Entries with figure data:

===

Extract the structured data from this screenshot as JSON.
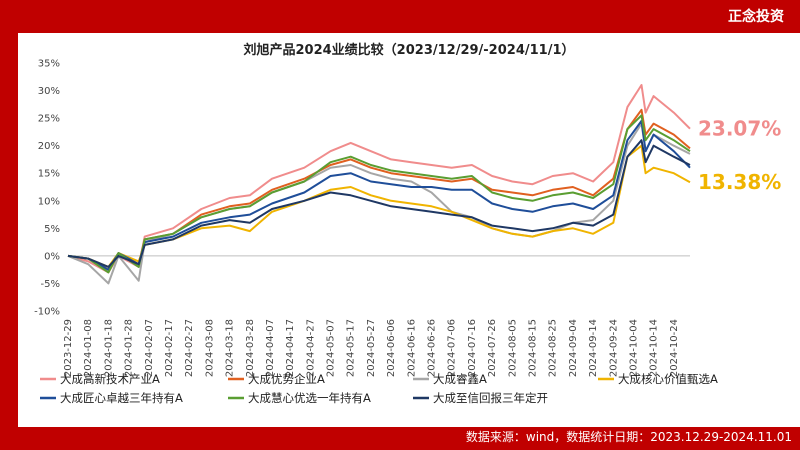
{
  "brand": "正念投资",
  "footer": "数据来源：wind，数据统计日期：2023.12.29-2024.11.01",
  "colors": {
    "frame": "#c00000",
    "panel": "#ffffff"
  },
  "chart_data": {
    "type": "line",
    "title": "刘旭产品2024业绩比较（2023/12/29/-2024/11/1）",
    "ylim": [
      -10,
      35
    ],
    "yticks": [
      "-10%",
      "-5%",
      "0%",
      "5%",
      "10%",
      "15%",
      "20%",
      "25%",
      "30%",
      "35%"
    ],
    "yvalues": [
      -10,
      -5,
      0,
      5,
      10,
      15,
      20,
      25,
      30,
      35
    ],
    "xticks": [
      "2023-12-29",
      "2024-01-08",
      "2024-01-18",
      "2024-01-28",
      "2024-02-07",
      "2024-02-17",
      "2024-02-27",
      "2024-03-08",
      "2024-03-18",
      "2024-03-28",
      "2024-04-07",
      "2024-04-17",
      "2024-04-27",
      "2024-05-07",
      "2024-05-17",
      "2024-05-27",
      "2024-06-06",
      "2024-06-16",
      "2024-06-26",
      "2024-07-06",
      "2024-07-16",
      "2024-07-26",
      "2024-08-05",
      "2024-08-15",
      "2024-08-25",
      "2024-09-04",
      "2024-09-14",
      "2024-09-24",
      "2024-10-04",
      "2024-10-14",
      "2024-10-24"
    ],
    "xrange": [
      "2023-12-29",
      "2024-11-01"
    ],
    "legend_position": "bottom",
    "annotations": [
      {
        "text": "23.07%",
        "series": 0,
        "color": "#f08c8c"
      },
      {
        "text": "13.38%",
        "series": 3,
        "color": "#f0b400"
      }
    ],
    "series": [
      {
        "name": "大成高新技术产业A",
        "color": "#f08c8c",
        "points": [
          [
            "2023-12-29",
            0
          ],
          [
            "2024-01-08",
            -1
          ],
          [
            "2024-01-18",
            -3
          ],
          [
            "2024-01-23",
            0
          ],
          [
            "2024-02-02",
            -2
          ],
          [
            "2024-02-05",
            3.5
          ],
          [
            "2024-02-19",
            5
          ],
          [
            "2024-03-04",
            8.5
          ],
          [
            "2024-03-18",
            10.5
          ],
          [
            "2024-03-28",
            11
          ],
          [
            "2024-04-08",
            14
          ],
          [
            "2024-04-24",
            16
          ],
          [
            "2024-05-07",
            19
          ],
          [
            "2024-05-17",
            20.5
          ],
          [
            "2024-05-27",
            19
          ],
          [
            "2024-06-06",
            17.5
          ],
          [
            "2024-06-16",
            17
          ],
          [
            "2024-06-26",
            16.5
          ],
          [
            "2024-07-06",
            16
          ],
          [
            "2024-07-16",
            16.5
          ],
          [
            "2024-07-26",
            14.5
          ],
          [
            "2024-08-05",
            13.5
          ],
          [
            "2024-08-15",
            13
          ],
          [
            "2024-08-25",
            14.5
          ],
          [
            "2024-09-04",
            15
          ],
          [
            "2024-09-14",
            13.5
          ],
          [
            "2024-09-24",
            17
          ],
          [
            "2024-10-01",
            27
          ],
          [
            "2024-10-08",
            31
          ],
          [
            "2024-10-10",
            26
          ],
          [
            "2024-10-14",
            29
          ],
          [
            "2024-10-24",
            26
          ],
          [
            "2024-11-01",
            23.07
          ]
        ]
      },
      {
        "name": "大成优势企业A",
        "color": "#e06020",
        "points": [
          [
            "2023-12-29",
            0
          ],
          [
            "2024-01-08",
            -0.5
          ],
          [
            "2024-01-18",
            -2.5
          ],
          [
            "2024-01-23",
            0.5
          ],
          [
            "2024-02-02",
            -1.5
          ],
          [
            "2024-02-05",
            3
          ],
          [
            "2024-02-19",
            4
          ],
          [
            "2024-03-04",
            7.5
          ],
          [
            "2024-03-18",
            9
          ],
          [
            "2024-03-28",
            9.5
          ],
          [
            "2024-04-08",
            12
          ],
          [
            "2024-04-24",
            14
          ],
          [
            "2024-05-07",
            16.5
          ],
          [
            "2024-05-17",
            17.5
          ],
          [
            "2024-05-27",
            16
          ],
          [
            "2024-06-06",
            15
          ],
          [
            "2024-06-16",
            14.5
          ],
          [
            "2024-06-26",
            14
          ],
          [
            "2024-07-06",
            13.5
          ],
          [
            "2024-07-16",
            14
          ],
          [
            "2024-07-26",
            12
          ],
          [
            "2024-08-05",
            11.5
          ],
          [
            "2024-08-15",
            11
          ],
          [
            "2024-08-25",
            12
          ],
          [
            "2024-09-04",
            12.5
          ],
          [
            "2024-09-14",
            11
          ],
          [
            "2024-09-24",
            14
          ],
          [
            "2024-10-01",
            23
          ],
          [
            "2024-10-08",
            26.5
          ],
          [
            "2024-10-10",
            22
          ],
          [
            "2024-10-14",
            24
          ],
          [
            "2024-10-24",
            22
          ],
          [
            "2024-11-01",
            19.5
          ]
        ]
      },
      {
        "name": "大成睿鑫A",
        "color": "#a6a6a6",
        "points": [
          [
            "2023-12-29",
            0
          ],
          [
            "2024-01-08",
            -1.5
          ],
          [
            "2024-01-18",
            -5
          ],
          [
            "2024-01-23",
            0
          ],
          [
            "2024-02-02",
            -4.5
          ],
          [
            "2024-02-05",
            2.5
          ],
          [
            "2024-02-19",
            4
          ],
          [
            "2024-03-04",
            7
          ],
          [
            "2024-03-18",
            8.5
          ],
          [
            "2024-03-28",
            9
          ],
          [
            "2024-04-08",
            11.5
          ],
          [
            "2024-04-24",
            13.5
          ],
          [
            "2024-05-07",
            16
          ],
          [
            "2024-05-17",
            16.5
          ],
          [
            "2024-05-27",
            15
          ],
          [
            "2024-06-06",
            14
          ],
          [
            "2024-06-16",
            13.5
          ],
          [
            "2024-06-26",
            11.5
          ],
          [
            "2024-07-06",
            8
          ],
          [
            "2024-07-16",
            7
          ],
          [
            "2024-07-26",
            5
          ],
          [
            "2024-08-05",
            4
          ],
          [
            "2024-08-15",
            3.5
          ],
          [
            "2024-08-25",
            4.5
          ],
          [
            "2024-09-04",
            6
          ],
          [
            "2024-09-14",
            6.5
          ],
          [
            "2024-09-24",
            10
          ],
          [
            "2024-10-01",
            20
          ],
          [
            "2024-10-08",
            24
          ],
          [
            "2024-10-10",
            19
          ],
          [
            "2024-10-14",
            22
          ],
          [
            "2024-10-24",
            20
          ],
          [
            "2024-11-01",
            18.5
          ]
        ]
      },
      {
        "name": "大成核心价值甄选A",
        "color": "#f0b400",
        "points": [
          [
            "2023-12-29",
            0
          ],
          [
            "2024-01-08",
            -0.5
          ],
          [
            "2024-01-18",
            -2
          ],
          [
            "2024-01-23",
            0.5
          ],
          [
            "2024-02-02",
            -1
          ],
          [
            "2024-02-05",
            2
          ],
          [
            "2024-02-19",
            3
          ],
          [
            "2024-03-04",
            5
          ],
          [
            "2024-03-18",
            5.5
          ],
          [
            "2024-03-28",
            4.5
          ],
          [
            "2024-04-08",
            8
          ],
          [
            "2024-04-24",
            10
          ],
          [
            "2024-05-07",
            12
          ],
          [
            "2024-05-17",
            12.5
          ],
          [
            "2024-05-27",
            11
          ],
          [
            "2024-06-06",
            10
          ],
          [
            "2024-06-16",
            9.5
          ],
          [
            "2024-06-26",
            9
          ],
          [
            "2024-07-06",
            8
          ],
          [
            "2024-07-16",
            6.5
          ],
          [
            "2024-07-26",
            5
          ],
          [
            "2024-08-05",
            4
          ],
          [
            "2024-08-15",
            3.5
          ],
          [
            "2024-08-25",
            4.5
          ],
          [
            "2024-09-04",
            5
          ],
          [
            "2024-09-14",
            4
          ],
          [
            "2024-09-24",
            6
          ],
          [
            "2024-10-01",
            18
          ],
          [
            "2024-10-08",
            20
          ],
          [
            "2024-10-10",
            15
          ],
          [
            "2024-10-14",
            16
          ],
          [
            "2024-10-24",
            15
          ],
          [
            "2024-11-01",
            13.38
          ]
        ]
      },
      {
        "name": "大成匠心卓越三年持有A",
        "color": "#1f4e99",
        "points": [
          [
            "2023-12-29",
            0
          ],
          [
            "2024-01-08",
            -0.5
          ],
          [
            "2024-01-18",
            -2.5
          ],
          [
            "2024-01-23",
            0.5
          ],
          [
            "2024-02-02",
            -1.5
          ],
          [
            "2024-02-05",
            2.5
          ],
          [
            "2024-02-19",
            3.5
          ],
          [
            "2024-03-04",
            6
          ],
          [
            "2024-03-18",
            7
          ],
          [
            "2024-03-28",
            7.5
          ],
          [
            "2024-04-08",
            9.5
          ],
          [
            "2024-04-24",
            11.5
          ],
          [
            "2024-05-07",
            14.5
          ],
          [
            "2024-05-17",
            15
          ],
          [
            "2024-05-27",
            13.5
          ],
          [
            "2024-06-06",
            13
          ],
          [
            "2024-06-16",
            12.5
          ],
          [
            "2024-06-26",
            12.5
          ],
          [
            "2024-07-06",
            12
          ],
          [
            "2024-07-16",
            12
          ],
          [
            "2024-07-26",
            9.5
          ],
          [
            "2024-08-05",
            8.5
          ],
          [
            "2024-08-15",
            8
          ],
          [
            "2024-08-25",
            9
          ],
          [
            "2024-09-04",
            9.5
          ],
          [
            "2024-09-14",
            8.5
          ],
          [
            "2024-09-24",
            11
          ],
          [
            "2024-10-01",
            21
          ],
          [
            "2024-10-08",
            24.5
          ],
          [
            "2024-10-10",
            19
          ],
          [
            "2024-10-14",
            22
          ],
          [
            "2024-10-24",
            19
          ],
          [
            "2024-11-01",
            16
          ]
        ]
      },
      {
        "name": "大成慧心优选一年持有A",
        "color": "#5a9e32",
        "points": [
          [
            "2023-12-29",
            0
          ],
          [
            "2024-01-08",
            -0.5
          ],
          [
            "2024-01-18",
            -3
          ],
          [
            "2024-01-23",
            0.5
          ],
          [
            "2024-02-02",
            -2
          ],
          [
            "2024-02-05",
            3
          ],
          [
            "2024-02-19",
            4
          ],
          [
            "2024-03-04",
            7
          ],
          [
            "2024-03-18",
            8.5
          ],
          [
            "2024-03-28",
            9
          ],
          [
            "2024-04-08",
            11.5
          ],
          [
            "2024-04-24",
            13.5
          ],
          [
            "2024-05-07",
            17
          ],
          [
            "2024-05-17",
            18
          ],
          [
            "2024-05-27",
            16.5
          ],
          [
            "2024-06-06",
            15.5
          ],
          [
            "2024-06-16",
            15
          ],
          [
            "2024-06-26",
            14.5
          ],
          [
            "2024-07-06",
            14
          ],
          [
            "2024-07-16",
            14.5
          ],
          [
            "2024-07-26",
            11.5
          ],
          [
            "2024-08-05",
            10.5
          ],
          [
            "2024-08-15",
            10
          ],
          [
            "2024-08-25",
            11
          ],
          [
            "2024-09-04",
            11.5
          ],
          [
            "2024-09-14",
            10.5
          ],
          [
            "2024-09-24",
            13
          ],
          [
            "2024-10-01",
            23
          ],
          [
            "2024-10-08",
            25.5
          ],
          [
            "2024-10-10",
            21
          ],
          [
            "2024-10-14",
            23
          ],
          [
            "2024-10-24",
            21
          ],
          [
            "2024-11-01",
            19
          ]
        ]
      },
      {
        "name": "大成至信回报三年定开",
        "color": "#1f3864",
        "points": [
          [
            "2023-12-29",
            0
          ],
          [
            "2024-01-08",
            -0.5
          ],
          [
            "2024-01-18",
            -2
          ],
          [
            "2024-01-23",
            0
          ],
          [
            "2024-02-02",
            -1.5
          ],
          [
            "2024-02-05",
            2
          ],
          [
            "2024-02-19",
            3
          ],
          [
            "2024-03-04",
            5.5
          ],
          [
            "2024-03-18",
            6.5
          ],
          [
            "2024-03-28",
            6
          ],
          [
            "2024-04-08",
            8.5
          ],
          [
            "2024-04-24",
            10
          ],
          [
            "2024-05-07",
            11.5
          ],
          [
            "2024-05-17",
            11
          ],
          [
            "2024-05-27",
            10
          ],
          [
            "2024-06-06",
            9
          ],
          [
            "2024-06-16",
            8.5
          ],
          [
            "2024-06-26",
            8
          ],
          [
            "2024-07-06",
            7.5
          ],
          [
            "2024-07-16",
            7
          ],
          [
            "2024-07-26",
            5.5
          ],
          [
            "2024-08-05",
            5
          ],
          [
            "2024-08-15",
            4.5
          ],
          [
            "2024-08-25",
            5
          ],
          [
            "2024-09-04",
            6
          ],
          [
            "2024-09-14",
            5.5
          ],
          [
            "2024-09-24",
            7.5
          ],
          [
            "2024-10-01",
            18
          ],
          [
            "2024-10-08",
            21
          ],
          [
            "2024-10-10",
            17
          ],
          [
            "2024-10-14",
            20
          ],
          [
            "2024-10-24",
            18
          ],
          [
            "2024-11-01",
            16.5
          ]
        ]
      }
    ]
  }
}
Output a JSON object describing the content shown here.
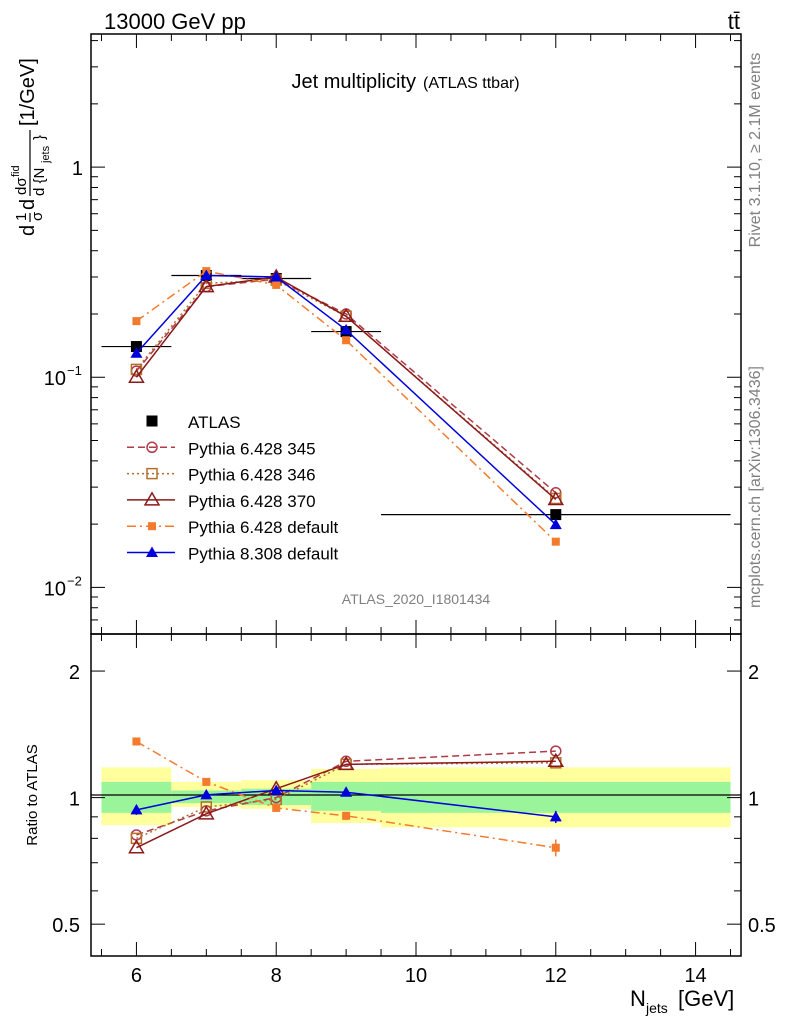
{
  "header": {
    "left": "13000 GeV pp",
    "right": "tt̄"
  },
  "side": {
    "rivet": "Rivet 3.1.10, ≥ 2.1M events",
    "mcplots": "mcplots.cern.ch [arXiv:1306.3436]"
  },
  "chart_data": [
    {
      "type": "scatter",
      "title": "Jet multiplicity",
      "subtitle": "(ATLAS ttbar)",
      "ylabel": "d(1/σ) dσ^fid / d{N_jets} [1/GeV]",
      "yscale": "log",
      "ylim": [
        0.006,
        4.3
      ],
      "xlim": [
        5.35,
        14.65
      ],
      "yticks": [
        "10^-2",
        "10^-1",
        "1"
      ],
      "watermark": "ATLAS_2020_I1801434",
      "legend_position": "center-left",
      "x": [
        6,
        7,
        8,
        9,
        12
      ],
      "series": [
        {
          "name": "ATLAS",
          "color": "#000000",
          "marker": "filled-square",
          "values": [
            0.14,
            0.305,
            0.295,
            0.165,
            0.0222
          ],
          "x_errors": [
            [
              5.5,
              6.5
            ],
            [
              6.5,
              7.5
            ],
            [
              7.5,
              8.5
            ],
            [
              8.5,
              9.5
            ],
            [
              9.5,
              14.5
            ]
          ]
        },
        {
          "name": "Pythia 6.428 345",
          "color": "#b03a48",
          "marker": "open-circle",
          "dash": "dashed",
          "values": [
            0.107,
            0.27,
            0.293,
            0.2,
            0.0282
          ]
        },
        {
          "name": "Pythia 6.428 346",
          "color": "#b27029",
          "marker": "open-square",
          "dash": "dotted",
          "values": [
            0.109,
            0.28,
            0.29,
            0.195,
            0.0265
          ]
        },
        {
          "name": "Pythia 6.428 370",
          "color": "#8b1a1a",
          "marker": "open-triangle",
          "dash": "solid",
          "values": [
            0.1,
            0.27,
            0.3,
            0.195,
            0.0262
          ]
        },
        {
          "name": "Pythia 6.428 default",
          "color": "#f37b2d",
          "marker": "filled-square-small",
          "dash": "dashdot",
          "values": [
            0.185,
            0.32,
            0.275,
            0.15,
            0.0165
          ]
        },
        {
          "name": "Pythia 8.308 default",
          "color": "#0000dd",
          "marker": "filled-triangle",
          "dash": "solid",
          "values": [
            0.13,
            0.305,
            0.3,
            0.168,
            0.0199
          ]
        }
      ]
    },
    {
      "type": "scatter",
      "ylabel": "Ratio to ATLAS",
      "xlabel": "N_jets [GeV]",
      "yscale": "log",
      "ylim": [
        0.42,
        2.45
      ],
      "xlim": [
        5.35,
        14.65
      ],
      "yticks": [
        0.5,
        1,
        2
      ],
      "xticks": [
        6,
        8,
        10,
        12,
        14
      ],
      "bands": {
        "bins": [
          [
            5.5,
            6.5
          ],
          [
            6.5,
            7.5
          ],
          [
            7.5,
            8.5
          ],
          [
            8.5,
            9.5
          ],
          [
            9.5,
            14.5
          ]
        ],
        "stat_sys": [
          [
            0.86,
            1.18
          ],
          [
            0.95,
            1.09
          ],
          [
            0.94,
            1.1
          ],
          [
            0.87,
            1.17
          ],
          [
            0.85,
            1.18
          ]
        ],
        "stat": [
          [
            0.92,
            1.09
          ],
          [
            0.97,
            1.04
          ],
          [
            0.96,
            1.05
          ],
          [
            0.93,
            1.09
          ],
          [
            0.92,
            1.09
          ]
        ],
        "colors": {
          "stat_sys": "#ffff9e",
          "stat": "#9af59a"
        }
      },
      "x": [
        6,
        7,
        8,
        9,
        12
      ],
      "series": [
        {
          "name": "Pythia 6.428 345",
          "color": "#b03a48",
          "marker": "open-circle",
          "dash": "dashed",
          "values": [
            0.815,
            0.93,
            1.0,
            1.22,
            1.29
          ]
        },
        {
          "name": "Pythia 6.428 346",
          "color": "#b27029",
          "marker": "open-square",
          "dash": "dotted",
          "values": [
            0.8,
            0.95,
            0.99,
            1.2,
            1.21
          ]
        },
        {
          "name": "Pythia 6.428 370",
          "color": "#8b1a1a",
          "marker": "open-triangle",
          "dash": "solid",
          "values": [
            0.76,
            0.915,
            1.05,
            1.2,
            1.22
          ]
        },
        {
          "name": "Pythia 6.428 default",
          "color": "#f37b2d",
          "marker": "filled-square-small",
          "dash": "dashdot",
          "values": [
            1.36,
            1.09,
            0.945,
            0.905,
            0.76
          ],
          "errors": [
            0.03,
            0.015,
            0.015,
            0.02,
            0.035
          ]
        },
        {
          "name": "Pythia 8.308 default",
          "color": "#0000dd",
          "marker": "filled-triangle",
          "dash": "solid",
          "values": [
            0.935,
            1.015,
            1.04,
            1.03,
            0.9
          ],
          "errors": [
            0.025,
            0.01,
            0.01,
            0.015,
            0.03
          ]
        }
      ]
    }
  ]
}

===

How many lines of these entries hold the string "ylabel"? Answer with the number alone.

2